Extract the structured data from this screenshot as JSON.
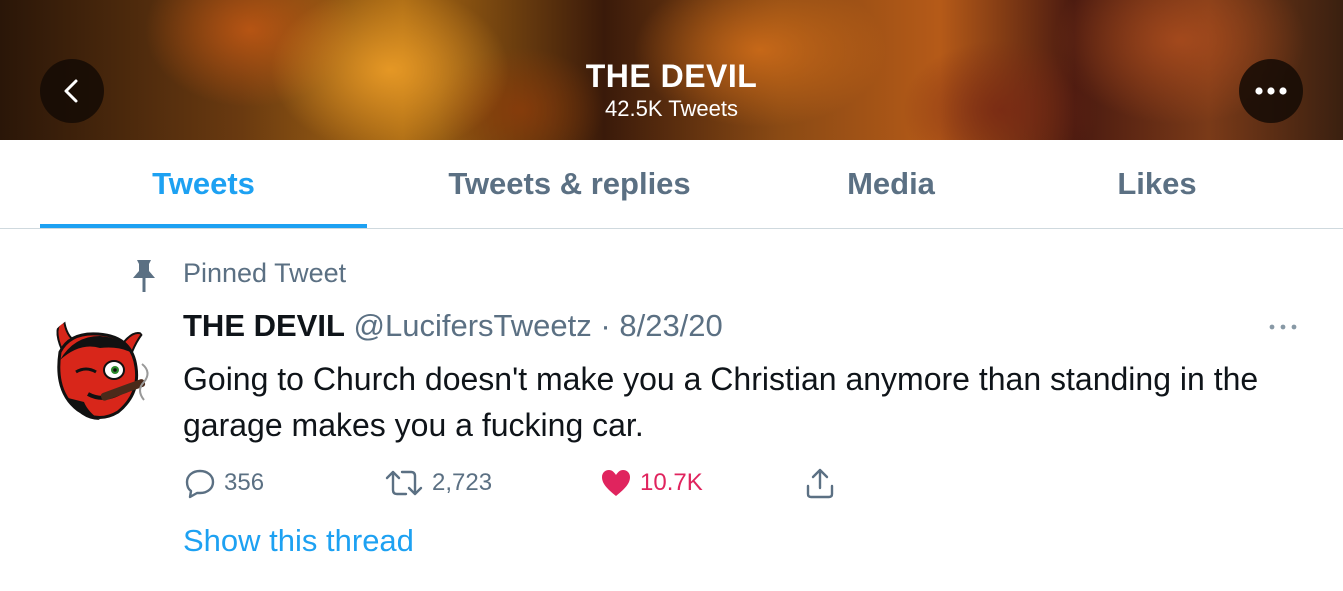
{
  "header": {
    "title": "THE DEVIL",
    "tweet_count": "42.5K Tweets"
  },
  "tabs": [
    {
      "label": "Tweets",
      "active": true
    },
    {
      "label": "Tweets & replies",
      "active": false
    },
    {
      "label": "Media",
      "active": false
    },
    {
      "label": "Likes",
      "active": false
    }
  ],
  "tweet": {
    "pinned_label": "Pinned Tweet",
    "author_name": "THE DEVIL",
    "handle": "@LucifersTweetz",
    "separator": "·",
    "date": "8/23/20",
    "text": "Going to Church doesn't make you a Christian anymore than standing in the garage makes you a fucking car.",
    "replies": "356",
    "retweets": "2,723",
    "likes": "10.7K",
    "show_thread": "Show this thread"
  },
  "colors": {
    "accent": "#1da1f2",
    "like": "#e0245e",
    "muted": "#5b7083",
    "text": "#0f1419"
  },
  "icons": [
    "back-arrow-icon",
    "more-options-icon",
    "pin-icon",
    "reply-icon",
    "retweet-icon",
    "heart-icon",
    "share-icon",
    "more-horizontal-icon"
  ]
}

****

→ DIRECTIONS
Without the pictures, repeat the listing above exactly.

→ COMPLETE OUTPUT
Extract the structured data from this screenshot as JSON.
{
  "header": {
    "title": "THE DEVIL",
    "tweet_count": "42.5K Tweets"
  },
  "tabs": [
    {
      "label": "Tweets",
      "active": true
    },
    {
      "label": "Tweets & replies",
      "active": false
    },
    {
      "label": "Media",
      "active": false
    },
    {
      "label": "Likes",
      "active": false
    }
  ],
  "tweet": {
    "pinned_label": "Pinned Tweet",
    "author_name": "THE DEVIL",
    "handle": "@LucifersTweetz",
    "separator": "·",
    "date": "8/23/20",
    "text": "Going to Church doesn't make you a Christian anymore than standing in the garage makes you a fucking car.",
    "replies": "356",
    "retweets": "2,723",
    "likes": "10.7K",
    "show_thread": "Show this thread"
  },
  "colors": {
    "accent": "#1da1f2",
    "like": "#e0245e",
    "muted": "#5b7083",
    "text": "#0f1419"
  },
  "icons": [
    "back-arrow-icon",
    "more-options-icon",
    "pin-icon",
    "reply-icon",
    "retweet-icon",
    "heart-icon",
    "share-icon",
    "more-horizontal-icon"
  ]
}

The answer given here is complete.